- TASK TO COMPLETE -
Without the pictures, print each of the records below exactly as it appears.

-- begin DATA SHOWN --

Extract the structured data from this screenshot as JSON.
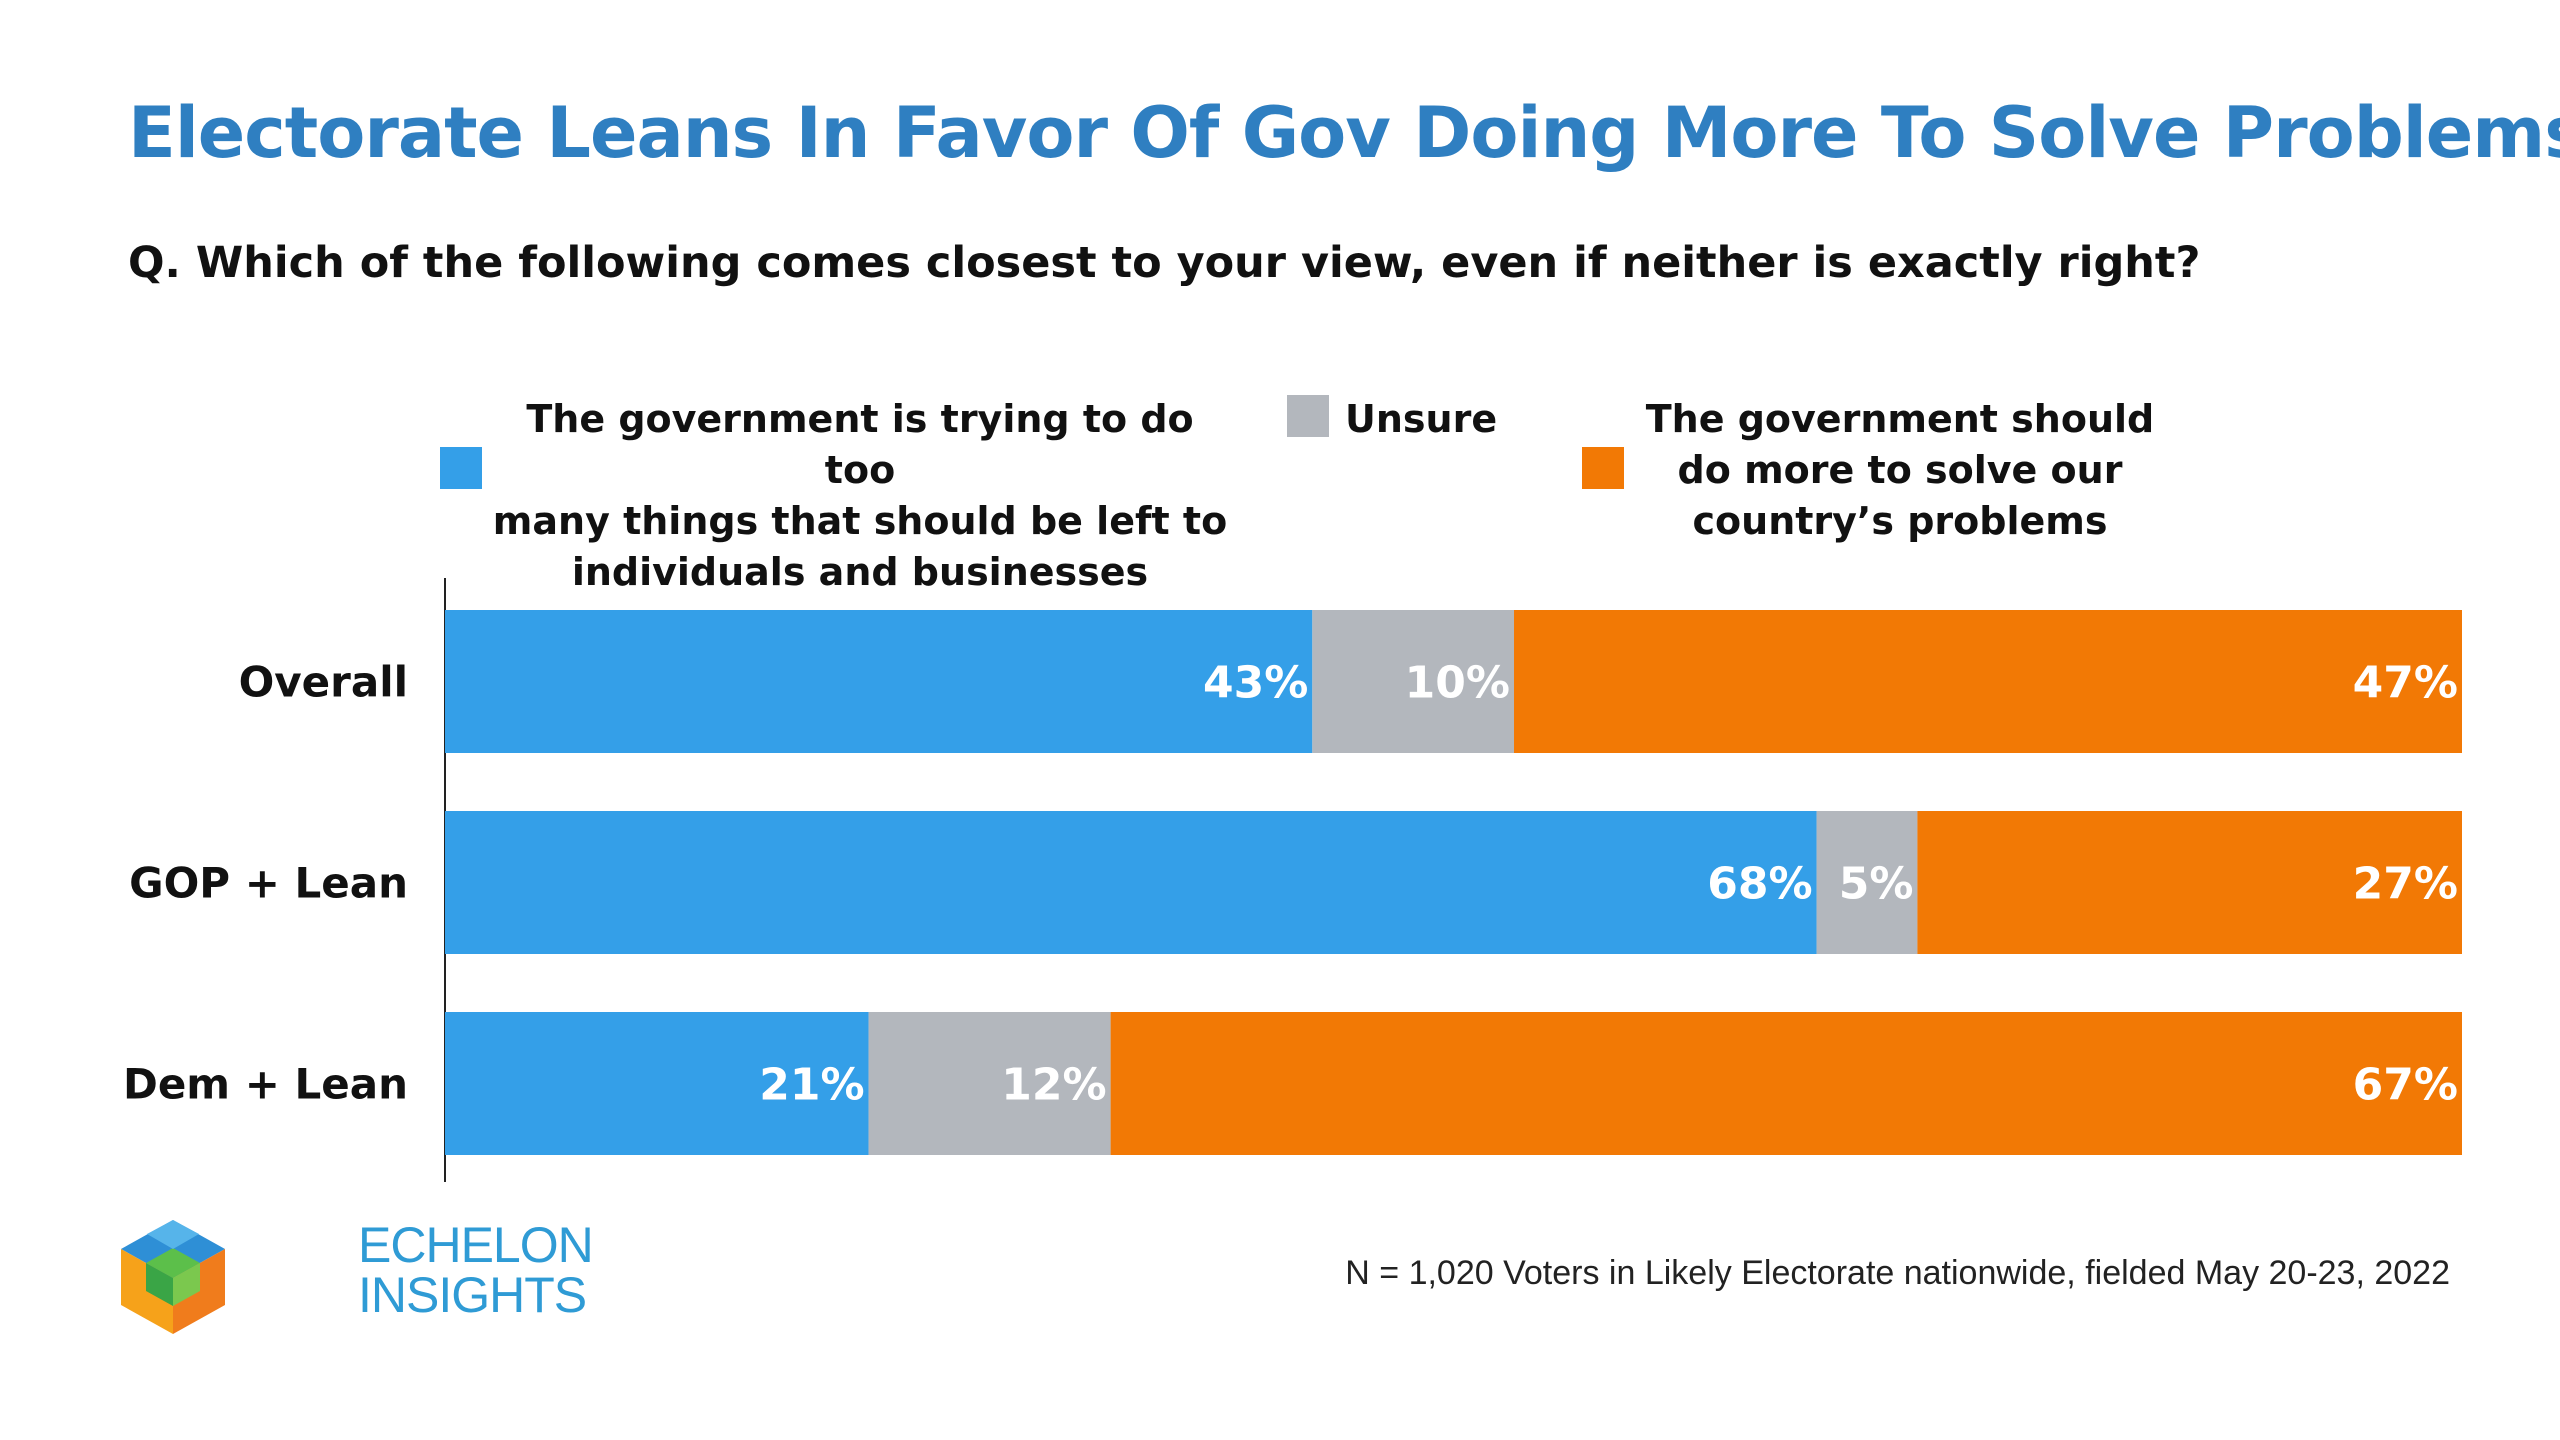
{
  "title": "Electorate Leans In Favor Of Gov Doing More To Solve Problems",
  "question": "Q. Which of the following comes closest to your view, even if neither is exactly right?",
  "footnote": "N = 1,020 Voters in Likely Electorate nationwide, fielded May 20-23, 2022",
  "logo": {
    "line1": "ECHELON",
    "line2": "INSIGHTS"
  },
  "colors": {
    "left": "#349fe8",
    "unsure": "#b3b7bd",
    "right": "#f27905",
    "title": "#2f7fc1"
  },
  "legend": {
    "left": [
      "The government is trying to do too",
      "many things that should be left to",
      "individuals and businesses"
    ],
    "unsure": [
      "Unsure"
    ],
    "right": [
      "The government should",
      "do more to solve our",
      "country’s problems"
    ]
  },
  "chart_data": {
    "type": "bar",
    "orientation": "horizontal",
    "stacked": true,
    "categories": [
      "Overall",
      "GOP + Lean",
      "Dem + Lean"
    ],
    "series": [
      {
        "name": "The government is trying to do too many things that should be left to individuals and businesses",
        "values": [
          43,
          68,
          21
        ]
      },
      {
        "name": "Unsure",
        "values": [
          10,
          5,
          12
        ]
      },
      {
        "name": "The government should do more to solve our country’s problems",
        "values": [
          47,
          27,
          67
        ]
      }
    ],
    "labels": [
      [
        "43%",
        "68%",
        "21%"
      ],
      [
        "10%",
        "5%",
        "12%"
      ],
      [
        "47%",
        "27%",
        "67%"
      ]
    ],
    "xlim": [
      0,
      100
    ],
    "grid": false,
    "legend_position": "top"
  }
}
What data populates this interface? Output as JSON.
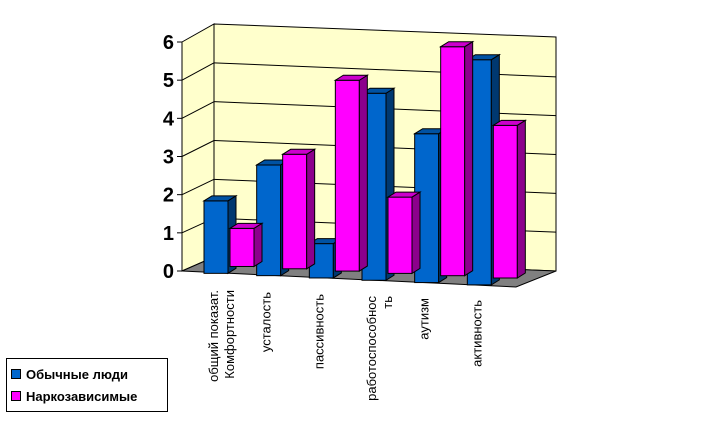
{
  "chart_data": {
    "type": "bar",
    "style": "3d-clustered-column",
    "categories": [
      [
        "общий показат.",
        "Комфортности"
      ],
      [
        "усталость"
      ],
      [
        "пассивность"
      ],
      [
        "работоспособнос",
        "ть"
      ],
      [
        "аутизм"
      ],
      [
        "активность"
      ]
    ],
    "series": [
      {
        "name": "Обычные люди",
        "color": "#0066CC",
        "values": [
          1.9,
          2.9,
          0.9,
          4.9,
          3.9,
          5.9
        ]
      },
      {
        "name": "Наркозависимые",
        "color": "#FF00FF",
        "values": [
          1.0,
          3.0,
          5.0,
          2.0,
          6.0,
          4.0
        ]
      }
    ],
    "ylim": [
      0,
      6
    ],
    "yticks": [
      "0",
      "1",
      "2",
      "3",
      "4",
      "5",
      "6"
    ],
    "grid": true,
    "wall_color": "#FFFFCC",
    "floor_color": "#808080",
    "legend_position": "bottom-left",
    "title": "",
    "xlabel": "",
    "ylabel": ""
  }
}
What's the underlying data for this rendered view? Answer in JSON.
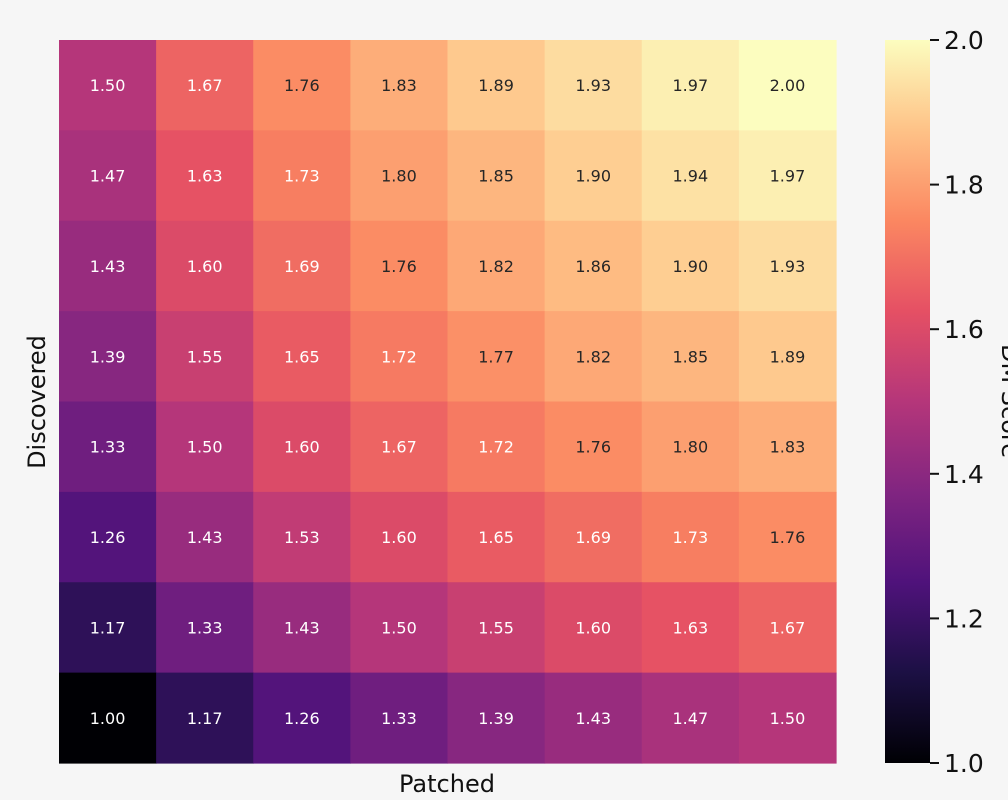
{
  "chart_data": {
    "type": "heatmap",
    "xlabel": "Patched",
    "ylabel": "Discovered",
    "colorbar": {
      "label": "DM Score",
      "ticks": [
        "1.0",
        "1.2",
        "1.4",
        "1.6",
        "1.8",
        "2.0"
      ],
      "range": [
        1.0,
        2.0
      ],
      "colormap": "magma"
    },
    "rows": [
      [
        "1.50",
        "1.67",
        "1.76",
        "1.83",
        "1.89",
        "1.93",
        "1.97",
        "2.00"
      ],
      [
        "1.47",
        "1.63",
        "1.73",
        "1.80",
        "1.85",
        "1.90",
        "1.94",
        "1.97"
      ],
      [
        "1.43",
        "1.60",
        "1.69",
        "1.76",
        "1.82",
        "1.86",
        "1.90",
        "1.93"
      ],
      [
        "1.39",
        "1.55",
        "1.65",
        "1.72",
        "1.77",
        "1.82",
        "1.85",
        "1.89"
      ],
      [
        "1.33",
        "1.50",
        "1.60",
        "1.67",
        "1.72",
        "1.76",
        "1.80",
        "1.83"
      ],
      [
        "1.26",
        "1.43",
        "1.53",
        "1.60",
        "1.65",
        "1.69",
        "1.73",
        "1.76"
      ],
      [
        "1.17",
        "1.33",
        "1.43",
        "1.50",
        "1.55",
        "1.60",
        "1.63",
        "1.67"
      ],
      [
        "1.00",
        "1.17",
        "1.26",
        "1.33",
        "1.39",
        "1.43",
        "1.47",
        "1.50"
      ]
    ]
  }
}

-- end DATA SHOWN --

- EXPECTED ANSWER -
Extract the structured data from this screenshot as JSON.
{
  "title": "Electorate Leans In Favor Of Gov Doing More To Solve Problems",
  "question": "Q. Which of the following comes closest to your view, even if neither is exactly right?",
  "footnote": "N = 1,020 Voters in Likely Electorate nationwide, fielded May 20-23, 2022",
  "logo": {
    "line1": "ECHELON",
    "line2": "INSIGHTS"
  },
  "colors": {
    "left": "#349fe8",
    "unsure": "#b3b7bd",
    "right": "#f27905",
    "title": "#2f7fc1"
  },
  "legend": {
    "left": [
      "The government is trying to do too",
      "many things that should be left to",
      "individuals and businesses"
    ],
    "unsure": [
      "Unsure"
    ],
    "right": [
      "The government should",
      "do more to solve our",
      "country’s problems"
    ]
  },
  "chart_data": {
    "type": "bar",
    "orientation": "horizontal",
    "stacked": true,
    "categories": [
      "Overall",
      "GOP + Lean",
      "Dem + Lean"
    ],
    "series": [
      {
        "name": "The government is trying to do too many things that should be left to individuals and businesses",
        "values": [
          43,
          68,
          21
        ]
      },
      {
        "name": "Unsure",
        "values": [
          10,
          5,
          12
        ]
      },
      {
        "name": "The government should do more to solve our country’s problems",
        "values": [
          47,
          27,
          67
        ]
      }
    ],
    "labels": [
      [
        "43%",
        "68%",
        "21%"
      ],
      [
        "10%",
        "5%",
        "12%"
      ],
      [
        "47%",
        "27%",
        "67%"
      ]
    ],
    "xlim": [
      0,
      100
    ],
    "grid": false,
    "legend_position": "top"
  }
}
What data populates this interface? Output as JSON.
{
  "chart_data": {
    "type": "bar",
    "style": "3d-clustered-column",
    "categories": [
      [
        "общий показат.",
        "Комфортности"
      ],
      [
        "усталость"
      ],
      [
        "пассивность"
      ],
      [
        "работоспособнос",
        "ть"
      ],
      [
        "аутизм"
      ],
      [
        "активность"
      ]
    ],
    "series": [
      {
        "name": "Обычные люди",
        "color": "#0066CC",
        "values": [
          1.9,
          2.9,
          0.9,
          4.9,
          3.9,
          5.9
        ]
      },
      {
        "name": "Наркозависимые",
        "color": "#FF00FF",
        "values": [
          1.0,
          3.0,
          5.0,
          2.0,
          6.0,
          4.0
        ]
      }
    ],
    "ylim": [
      0,
      6
    ],
    "yticks": [
      "0",
      "1",
      "2",
      "3",
      "4",
      "5",
      "6"
    ],
    "grid": true,
    "wall_color": "#FFFFCC",
    "floor_color": "#808080",
    "legend_position": "bottom-left",
    "title": "",
    "xlabel": "",
    "ylabel": ""
  }
}
What's the underlying data for this rendered view? Answer in JSON.
{
  "chart_data": {
    "type": "heatmap",
    "xlabel": "Patched",
    "ylabel": "Discovered",
    "colorbar": {
      "label": "DM Score",
      "ticks": [
        "1.0",
        "1.2",
        "1.4",
        "1.6",
        "1.8",
        "2.0"
      ],
      "range": [
        1.0,
        2.0
      ],
      "colormap": "magma"
    },
    "rows": [
      [
        "1.50",
        "1.67",
        "1.76",
        "1.83",
        "1.89",
        "1.93",
        "1.97",
        "2.00"
      ],
      [
        "1.47",
        "1.63",
        "1.73",
        "1.80",
        "1.85",
        "1.90",
        "1.94",
        "1.97"
      ],
      [
        "1.43",
        "1.60",
        "1.69",
        "1.76",
        "1.82",
        "1.86",
        "1.90",
        "1.93"
      ],
      [
        "1.39",
        "1.55",
        "1.65",
        "1.72",
        "1.77",
        "1.82",
        "1.85",
        "1.89"
      ],
      [
        "1.33",
        "1.50",
        "1.60",
        "1.67",
        "1.72",
        "1.76",
        "1.80",
        "1.83"
      ],
      [
        "1.26",
        "1.43",
        "1.53",
        "1.60",
        "1.65",
        "1.69",
        "1.73",
        "1.76"
      ],
      [
        "1.17",
        "1.33",
        "1.43",
        "1.50",
        "1.55",
        "1.60",
        "1.63",
        "1.67"
      ],
      [
        "1.00",
        "1.17",
        "1.26",
        "1.33",
        "1.39",
        "1.43",
        "1.47",
        "1.50"
      ]
    ]
  }
}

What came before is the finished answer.